PROBLEM
Filter the material below down to the lines containing the word "Omega".
Start of THE RECORDS
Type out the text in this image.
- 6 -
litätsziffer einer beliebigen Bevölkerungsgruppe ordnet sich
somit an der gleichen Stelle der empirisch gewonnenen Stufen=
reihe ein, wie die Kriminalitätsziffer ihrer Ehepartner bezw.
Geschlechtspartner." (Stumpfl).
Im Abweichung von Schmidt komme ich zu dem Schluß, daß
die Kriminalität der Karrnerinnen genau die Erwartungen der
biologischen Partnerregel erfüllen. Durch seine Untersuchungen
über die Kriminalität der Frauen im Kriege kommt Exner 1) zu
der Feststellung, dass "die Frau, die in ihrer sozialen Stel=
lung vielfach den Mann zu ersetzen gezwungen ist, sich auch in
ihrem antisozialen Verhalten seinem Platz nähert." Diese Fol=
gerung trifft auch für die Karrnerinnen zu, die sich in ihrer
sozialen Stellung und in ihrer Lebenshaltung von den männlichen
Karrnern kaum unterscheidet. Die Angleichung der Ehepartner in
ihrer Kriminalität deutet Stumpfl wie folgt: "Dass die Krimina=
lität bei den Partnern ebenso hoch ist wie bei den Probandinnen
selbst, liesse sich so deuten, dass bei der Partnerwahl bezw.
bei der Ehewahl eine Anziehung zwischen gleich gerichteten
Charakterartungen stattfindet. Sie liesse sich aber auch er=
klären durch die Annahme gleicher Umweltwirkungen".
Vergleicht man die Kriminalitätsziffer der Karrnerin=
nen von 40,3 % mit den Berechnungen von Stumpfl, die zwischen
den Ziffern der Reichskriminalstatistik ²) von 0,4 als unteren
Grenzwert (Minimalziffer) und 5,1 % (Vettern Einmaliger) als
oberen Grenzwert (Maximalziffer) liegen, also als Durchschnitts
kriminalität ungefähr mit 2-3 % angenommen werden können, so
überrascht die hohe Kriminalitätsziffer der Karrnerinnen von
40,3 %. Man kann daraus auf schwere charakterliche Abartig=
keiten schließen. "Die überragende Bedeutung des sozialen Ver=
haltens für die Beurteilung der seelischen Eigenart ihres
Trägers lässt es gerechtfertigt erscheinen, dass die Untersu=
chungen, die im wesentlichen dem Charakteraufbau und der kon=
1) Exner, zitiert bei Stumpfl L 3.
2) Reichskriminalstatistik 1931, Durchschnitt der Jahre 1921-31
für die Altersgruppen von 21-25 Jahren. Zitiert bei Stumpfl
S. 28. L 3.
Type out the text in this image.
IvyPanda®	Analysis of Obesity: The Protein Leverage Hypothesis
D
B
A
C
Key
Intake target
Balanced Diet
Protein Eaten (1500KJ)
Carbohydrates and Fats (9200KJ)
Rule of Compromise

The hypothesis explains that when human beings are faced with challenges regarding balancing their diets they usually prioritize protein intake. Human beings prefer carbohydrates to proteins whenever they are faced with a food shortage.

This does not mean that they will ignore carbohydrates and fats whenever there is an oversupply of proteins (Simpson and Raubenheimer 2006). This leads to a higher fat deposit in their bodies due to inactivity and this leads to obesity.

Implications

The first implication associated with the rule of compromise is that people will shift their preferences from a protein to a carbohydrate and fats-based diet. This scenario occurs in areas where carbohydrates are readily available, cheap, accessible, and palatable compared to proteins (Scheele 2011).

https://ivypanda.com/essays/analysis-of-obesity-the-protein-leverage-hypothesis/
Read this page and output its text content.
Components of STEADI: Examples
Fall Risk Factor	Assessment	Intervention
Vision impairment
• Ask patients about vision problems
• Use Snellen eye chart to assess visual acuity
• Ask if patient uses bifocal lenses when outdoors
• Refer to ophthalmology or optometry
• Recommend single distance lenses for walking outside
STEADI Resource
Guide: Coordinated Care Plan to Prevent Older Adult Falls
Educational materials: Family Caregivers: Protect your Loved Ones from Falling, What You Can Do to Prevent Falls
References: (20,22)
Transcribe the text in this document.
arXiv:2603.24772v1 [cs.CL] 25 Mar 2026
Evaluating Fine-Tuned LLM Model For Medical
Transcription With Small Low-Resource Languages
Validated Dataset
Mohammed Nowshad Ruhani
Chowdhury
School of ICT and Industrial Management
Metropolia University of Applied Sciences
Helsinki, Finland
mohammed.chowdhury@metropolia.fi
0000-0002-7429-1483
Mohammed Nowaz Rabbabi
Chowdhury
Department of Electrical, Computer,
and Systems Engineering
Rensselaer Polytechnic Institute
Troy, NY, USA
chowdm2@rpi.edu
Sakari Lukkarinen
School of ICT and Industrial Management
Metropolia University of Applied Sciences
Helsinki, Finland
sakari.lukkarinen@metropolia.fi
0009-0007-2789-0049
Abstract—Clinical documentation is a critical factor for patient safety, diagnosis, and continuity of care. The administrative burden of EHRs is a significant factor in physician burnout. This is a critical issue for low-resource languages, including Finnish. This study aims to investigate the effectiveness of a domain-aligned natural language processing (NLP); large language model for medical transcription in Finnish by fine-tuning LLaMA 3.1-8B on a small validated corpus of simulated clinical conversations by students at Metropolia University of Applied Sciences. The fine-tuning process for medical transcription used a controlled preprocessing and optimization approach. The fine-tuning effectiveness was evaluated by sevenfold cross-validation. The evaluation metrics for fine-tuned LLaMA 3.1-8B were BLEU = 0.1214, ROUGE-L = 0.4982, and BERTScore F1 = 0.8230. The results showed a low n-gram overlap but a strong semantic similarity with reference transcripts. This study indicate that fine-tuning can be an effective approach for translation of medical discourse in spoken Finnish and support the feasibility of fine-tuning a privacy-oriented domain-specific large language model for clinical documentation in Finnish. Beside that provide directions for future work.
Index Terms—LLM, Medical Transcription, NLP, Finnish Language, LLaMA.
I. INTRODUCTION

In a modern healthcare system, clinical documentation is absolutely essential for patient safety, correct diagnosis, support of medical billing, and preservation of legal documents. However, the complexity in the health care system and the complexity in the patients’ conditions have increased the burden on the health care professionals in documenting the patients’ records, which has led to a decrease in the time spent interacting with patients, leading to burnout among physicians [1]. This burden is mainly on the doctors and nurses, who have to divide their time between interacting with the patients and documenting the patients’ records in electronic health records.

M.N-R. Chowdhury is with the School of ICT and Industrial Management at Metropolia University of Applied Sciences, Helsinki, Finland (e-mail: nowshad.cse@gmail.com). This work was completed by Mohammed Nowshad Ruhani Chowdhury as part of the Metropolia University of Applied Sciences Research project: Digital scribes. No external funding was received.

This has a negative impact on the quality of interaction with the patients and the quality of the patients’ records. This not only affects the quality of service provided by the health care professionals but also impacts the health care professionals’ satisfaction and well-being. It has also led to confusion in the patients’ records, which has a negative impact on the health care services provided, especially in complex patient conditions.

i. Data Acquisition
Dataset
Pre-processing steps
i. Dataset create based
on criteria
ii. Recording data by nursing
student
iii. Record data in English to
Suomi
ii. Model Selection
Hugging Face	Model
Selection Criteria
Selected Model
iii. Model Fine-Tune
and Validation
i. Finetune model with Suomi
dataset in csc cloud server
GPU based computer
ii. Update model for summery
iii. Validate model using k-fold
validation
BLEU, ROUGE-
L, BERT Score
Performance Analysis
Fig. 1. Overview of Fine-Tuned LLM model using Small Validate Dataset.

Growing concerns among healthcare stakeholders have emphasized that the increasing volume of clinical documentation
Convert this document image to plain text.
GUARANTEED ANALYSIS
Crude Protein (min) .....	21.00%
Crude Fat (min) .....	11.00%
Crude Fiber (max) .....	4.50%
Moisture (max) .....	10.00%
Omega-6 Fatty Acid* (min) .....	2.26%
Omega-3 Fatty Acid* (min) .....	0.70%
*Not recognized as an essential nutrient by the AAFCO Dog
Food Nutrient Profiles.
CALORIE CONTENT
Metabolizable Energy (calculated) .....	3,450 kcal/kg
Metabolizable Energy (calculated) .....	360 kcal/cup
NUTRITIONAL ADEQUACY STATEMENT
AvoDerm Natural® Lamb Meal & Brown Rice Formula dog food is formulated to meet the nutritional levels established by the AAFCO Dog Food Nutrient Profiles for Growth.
End of THE RECORDS
EXERCISE ANSWER
Omega-6 Fatty Acid* (min) .....	2.26%
Omega-3 Fatty Acid* (min) .....	0.70%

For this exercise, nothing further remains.